* START *
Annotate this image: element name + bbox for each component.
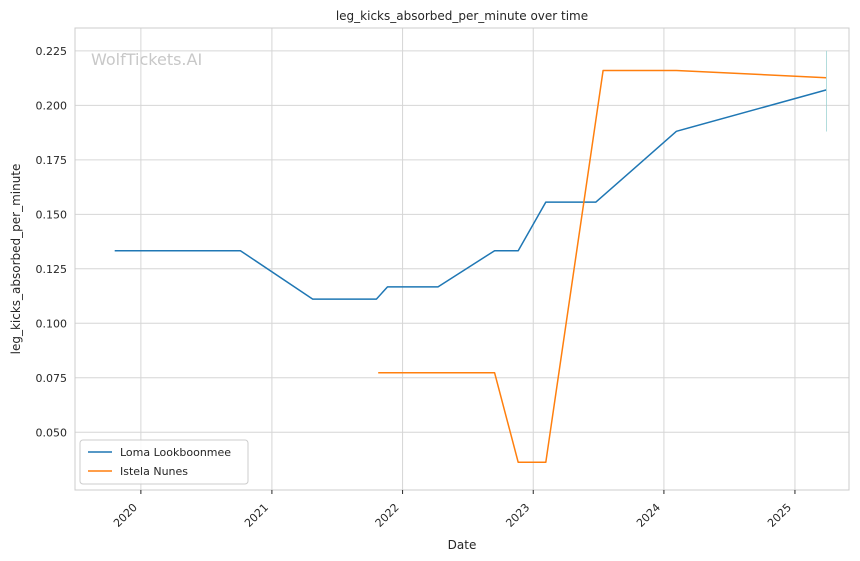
- plot-frame: [74, 27, 850, 491]
- watermark: WolfTickets.AI: [91, 50, 202, 69]
- y-axis-label: leg_kicks_absorbed_per_minute: [9, 164, 23, 355]
- y-tick-label: 0.150: [36, 208, 68, 221]
- series-line: [378, 69, 827, 464]
- legend-label: Istela Nunes: [120, 465, 188, 478]
- y-tick-label: 0.125: [36, 263, 68, 276]
- y-tick-label: 0.050: [36, 426, 68, 439]
- x-tick-label: 2020: [111, 501, 140, 530]
- y-tick-label: 0.175: [36, 154, 68, 167]
- grid-layer: [75, 28, 849, 490]
- chart-title: leg_kicks_absorbed_per_minute over time: [336, 9, 588, 23]
- x-tick-label: 2024: [634, 501, 663, 530]
- x-axis-label: Date: [448, 538, 477, 552]
- legend-box: [79, 439, 249, 485]
- series-line: [114, 89, 827, 300]
- x-tick-label: 2025: [765, 501, 794, 530]
- y-tick-label: 0.100: [36, 317, 68, 330]
- y-tick-label: 0.225: [36, 45, 68, 58]
- legend-label: Loma Lookboonmee: [120, 446, 231, 459]
- x-tick-label: 2023: [503, 501, 532, 530]
- x-tick-label: 2021: [242, 501, 271, 530]
- y-tick-label: 0.200: [36, 99, 68, 112]
- series-layer: [114, 50, 827, 464]
- x-tick-label: 2022: [373, 501, 402, 530]
- y-tick-label: 0.075: [36, 372, 68, 385]
- legend: Loma Lookboonmee Istela Nunes: [79, 439, 249, 485]
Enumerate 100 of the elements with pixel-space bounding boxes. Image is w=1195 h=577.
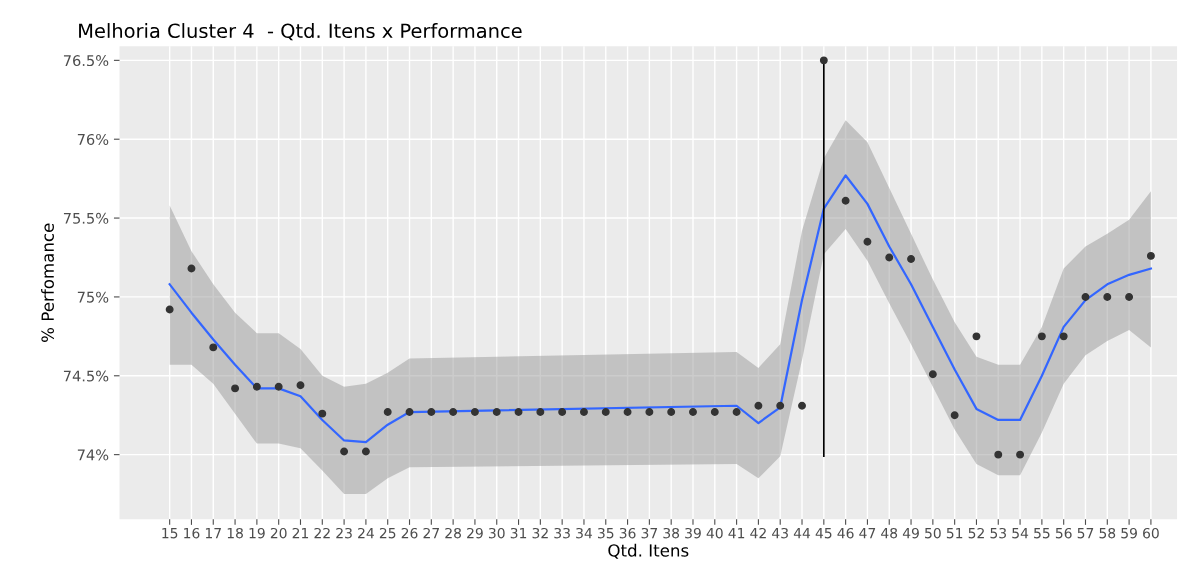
- point: [798, 401, 806, 410]
- point: [841, 196, 850, 205]
- point: [950, 411, 959, 420]
- x-tick-label: 47: [859, 528, 876, 539]
- x-tick-label: 52: [968, 527, 984, 539]
- point: [994, 450, 1003, 459]
- y-tick-label: 75.5%: [63, 212, 109, 224]
- point: [405, 408, 414, 417]
- point: [318, 409, 327, 418]
- point: [601, 408, 610, 417]
- x-tick-label: 53: [990, 527, 1006, 539]
- point: [623, 408, 632, 417]
- point: [470, 408, 479, 417]
- x-tick-label: 57: [1077, 528, 1094, 539]
- x-tick-label: 31: [510, 527, 527, 539]
- x-tick-label: 60: [1143, 527, 1159, 539]
- point: [209, 343, 218, 352]
- line-series: [168, 174, 1153, 444]
- x-tick-label: 36: [619, 527, 636, 539]
- x-tick-label: 37: [641, 527, 658, 539]
- point: [558, 408, 567, 417]
- y-tick-label: 74%: [77, 449, 109, 461]
- x-tick-label: 25: [379, 527, 396, 539]
- y-tick-label: 76%: [77, 133, 109, 145]
- point: [863, 237, 872, 246]
- point: [819, 56, 828, 65]
- y-axis-title: % Perfomance: [41, 223, 54, 342]
- point: [754, 401, 763, 410]
- y-tick-label: 75%: [77, 291, 109, 303]
- point: [645, 408, 654, 417]
- x-tick-label: 17: [205, 528, 221, 539]
- point: [427, 408, 436, 417]
- point: [1146, 251, 1155, 260]
- x-tick-label: 56: [1055, 527, 1072, 539]
- x-tick-label: 32: [532, 527, 548, 539]
- x-tick-label: 24: [358, 527, 374, 539]
- point: [187, 264, 196, 273]
- point: [383, 408, 392, 417]
- x-tick-label: 18: [227, 527, 243, 539]
- point: [514, 408, 523, 417]
- x-tick-label: 54: [1012, 528, 1029, 539]
- point: [710, 408, 719, 417]
- point: [492, 408, 501, 417]
- x-tick-label: 16: [184, 527, 200, 539]
- x-tick-label: 19: [249, 527, 265, 539]
- x-tick-label: 59: [1121, 527, 1137, 539]
- x-tick-label: 21: [292, 527, 309, 539]
- x-tick-label: 34: [576, 527, 593, 539]
- chart-title: Melhoria Cluster 4 - Qtd. Itens x Performance: [79, 23, 522, 41]
- x-tick-label: 48: [881, 527, 898, 539]
- point: [296, 381, 305, 390]
- point: [1125, 292, 1134, 301]
- x-tick-label: 33: [554, 527, 570, 539]
- point: [165, 305, 174, 314]
- point: [252, 382, 261, 391]
- point: [1081, 292, 1090, 301]
- x-tick-label: 38: [663, 527, 680, 539]
- x-tick-label: 51: [946, 528, 963, 539]
- point: [689, 408, 697, 417]
- point: [972, 332, 981, 341]
- x-tick-label: 15: [162, 528, 178, 539]
- x-tick-label: 55: [1034, 528, 1050, 539]
- point: [732, 408, 741, 417]
- x-tick-label: 58: [1099, 527, 1116, 539]
- x-tick-label: 30: [488, 527, 505, 539]
- x-tick-label: 35: [597, 527, 614, 539]
- point: [1037, 332, 1046, 341]
- x-tick-label: 29: [467, 527, 483, 539]
- x-tick-label: 22: [314, 527, 330, 539]
- x-tick-label: 28: [445, 527, 462, 539]
- point: [907, 255, 915, 264]
- point: [536, 408, 545, 417]
- x-tick-label: 27: [423, 527, 439, 539]
- x-tick-label: 45: [815, 528, 832, 539]
- point: [1016, 450, 1025, 459]
- x-tick-label: 23: [336, 527, 352, 539]
- x-tick-label: 26: [401, 527, 418, 539]
- point: [667, 408, 676, 417]
- y-tick-label: 76.5%: [63, 55, 109, 67]
- point: [274, 382, 283, 391]
- point: [1103, 292, 1112, 301]
- point: [885, 253, 894, 262]
- point: [449, 408, 458, 417]
- y-tick-label: 74.5%: [63, 370, 109, 382]
- point: [231, 384, 240, 393]
- x-tick-label: 42: [750, 527, 766, 539]
- point: [580, 408, 588, 417]
- x-tick-label: 20: [270, 527, 287, 539]
- x-tick-label: 46: [837, 527, 854, 539]
- x-axis-title: Qtd. Itens: [608, 543, 689, 559]
- point: [1059, 332, 1068, 341]
- x-tick-label: 44: [793, 528, 811, 539]
- x-tick-label: 43: [772, 527, 788, 539]
- point: [928, 370, 937, 379]
- point: [340, 447, 349, 456]
- x-tick-label: 39: [685, 527, 701, 539]
- point: [776, 401, 785, 410]
- x-tick-label: 40: [706, 527, 723, 539]
- x-tick-label: 41: [728, 528, 745, 539]
- x-tick-label: 49: [902, 527, 919, 539]
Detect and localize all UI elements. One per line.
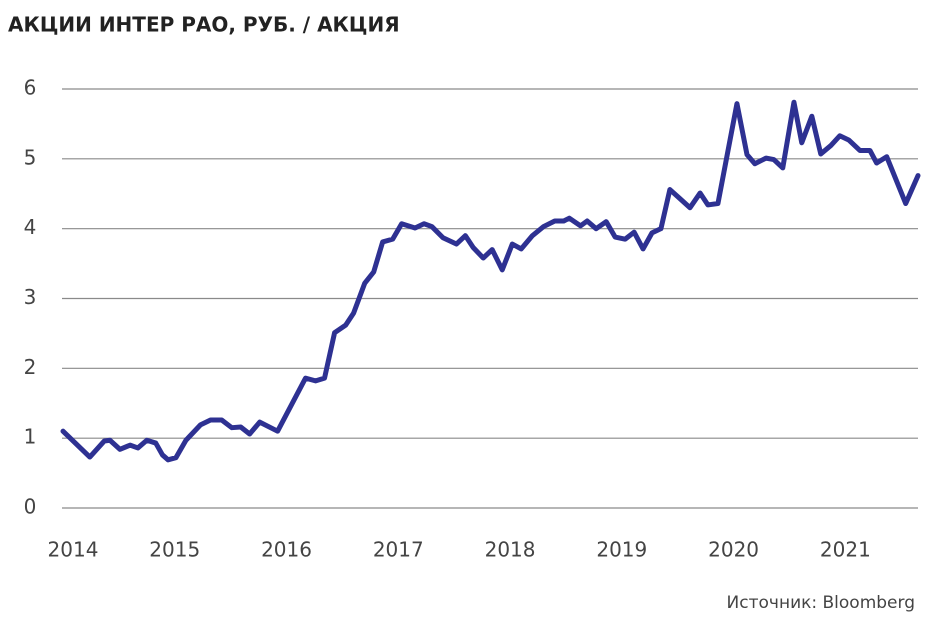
* END *
WHAT NEEDS TO BE DONE: Locate every line in the records above that contains the string "Nunes", and copy each of those lines.

REPLY:
- legend-label: Istela Nunes: [120, 465, 188, 478]
- legend: Loma Lookboonmee Istela Nunes: [79, 439, 249, 485]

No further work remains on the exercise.